** START OF Data extract **
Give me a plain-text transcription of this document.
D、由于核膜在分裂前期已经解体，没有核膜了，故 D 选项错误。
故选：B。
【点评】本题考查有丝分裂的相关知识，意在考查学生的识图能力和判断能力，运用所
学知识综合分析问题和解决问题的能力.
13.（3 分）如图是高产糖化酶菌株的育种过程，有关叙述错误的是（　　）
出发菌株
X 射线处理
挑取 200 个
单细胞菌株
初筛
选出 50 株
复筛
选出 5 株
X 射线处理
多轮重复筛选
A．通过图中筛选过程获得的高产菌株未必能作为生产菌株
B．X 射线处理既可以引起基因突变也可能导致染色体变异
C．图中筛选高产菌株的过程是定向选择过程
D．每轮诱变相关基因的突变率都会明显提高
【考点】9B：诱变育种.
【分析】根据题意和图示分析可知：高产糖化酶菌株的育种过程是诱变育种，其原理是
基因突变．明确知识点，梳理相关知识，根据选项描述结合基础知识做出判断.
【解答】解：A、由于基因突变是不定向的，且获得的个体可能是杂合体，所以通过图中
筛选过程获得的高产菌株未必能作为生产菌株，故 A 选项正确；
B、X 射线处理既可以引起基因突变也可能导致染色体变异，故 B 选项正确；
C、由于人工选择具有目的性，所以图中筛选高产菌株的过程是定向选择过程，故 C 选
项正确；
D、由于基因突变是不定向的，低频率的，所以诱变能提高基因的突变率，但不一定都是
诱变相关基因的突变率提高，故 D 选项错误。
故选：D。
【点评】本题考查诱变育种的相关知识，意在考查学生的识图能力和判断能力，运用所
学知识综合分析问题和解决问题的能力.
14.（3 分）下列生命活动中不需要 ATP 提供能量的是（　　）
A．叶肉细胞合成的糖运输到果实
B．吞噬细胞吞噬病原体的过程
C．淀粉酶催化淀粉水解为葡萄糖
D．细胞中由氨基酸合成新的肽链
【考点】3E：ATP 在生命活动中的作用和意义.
** END OF Data extract **
- [Short exercise] Every record shown above must be echoed exactly.

- [Written solution]
Give me a plain-text transcription of this document.
D、由于核膜在分裂前期已经解体，没有核膜了，故 D 选项错误。
故选：B。
【点评】本题考查有丝分裂的相关知识，意在考查学生的识图能力和判断能力，运用所
学知识综合分析问题和解决问题的能力.
13.（3 分）如图是高产糖化酶菌株的育种过程，有关叙述错误的是（　　）
出发菌株
X 射线处理
挑取 200 个
单细胞菌株
初筛
选出 50 株
复筛
选出 5 株
X 射线处理
多轮重复筛选
A．通过图中筛选过程获得的高产菌株未必能作为生产菌株
B．X 射线处理既可以引起基因突变也可能导致染色体变异
C．图中筛选高产菌株的过程是定向选择过程
D．每轮诱变相关基因的突变率都会明显提高
【考点】9B：诱变育种.
【分析】根据题意和图示分析可知：高产糖化酶菌株的育种过程是诱变育种，其原理是
基因突变．明确知识点，梳理相关知识，根据选项描述结合基础知识做出判断.
【解答】解：A、由于基因突变是不定向的，且获得的个体可能是杂合体，所以通过图中
筛选过程获得的高产菌株未必能作为生产菌株，故 A 选项正确；
B、X 射线处理既可以引起基因突变也可能导致染色体变异，故 B 选项正确；
C、由于人工选择具有目的性，所以图中筛选高产菌株的过程是定向选择过程，故 C 选
项正确；
D、由于基因突变是不定向的，低频率的，所以诱变能提高基因的突变率，但不一定都是
诱变相关基因的突变率提高，故 D 选项错误。
故选：D。
【点评】本题考查诱变育种的相关知识，意在考查学生的识图能力和判断能力，运用所
学知识综合分析问题和解决问题的能力.
14.（3 分）下列生命活动中不需要 ATP 提供能量的是（　　）
A．叶肉细胞合成的糖运输到果实
B．吞噬细胞吞噬病原体的过程
C．淀粉酶催化淀粉水解为葡萄糖
D．细胞中由氨基酸合成新的肽链
【考点】3E：ATP 在生命活动中的作用和意义.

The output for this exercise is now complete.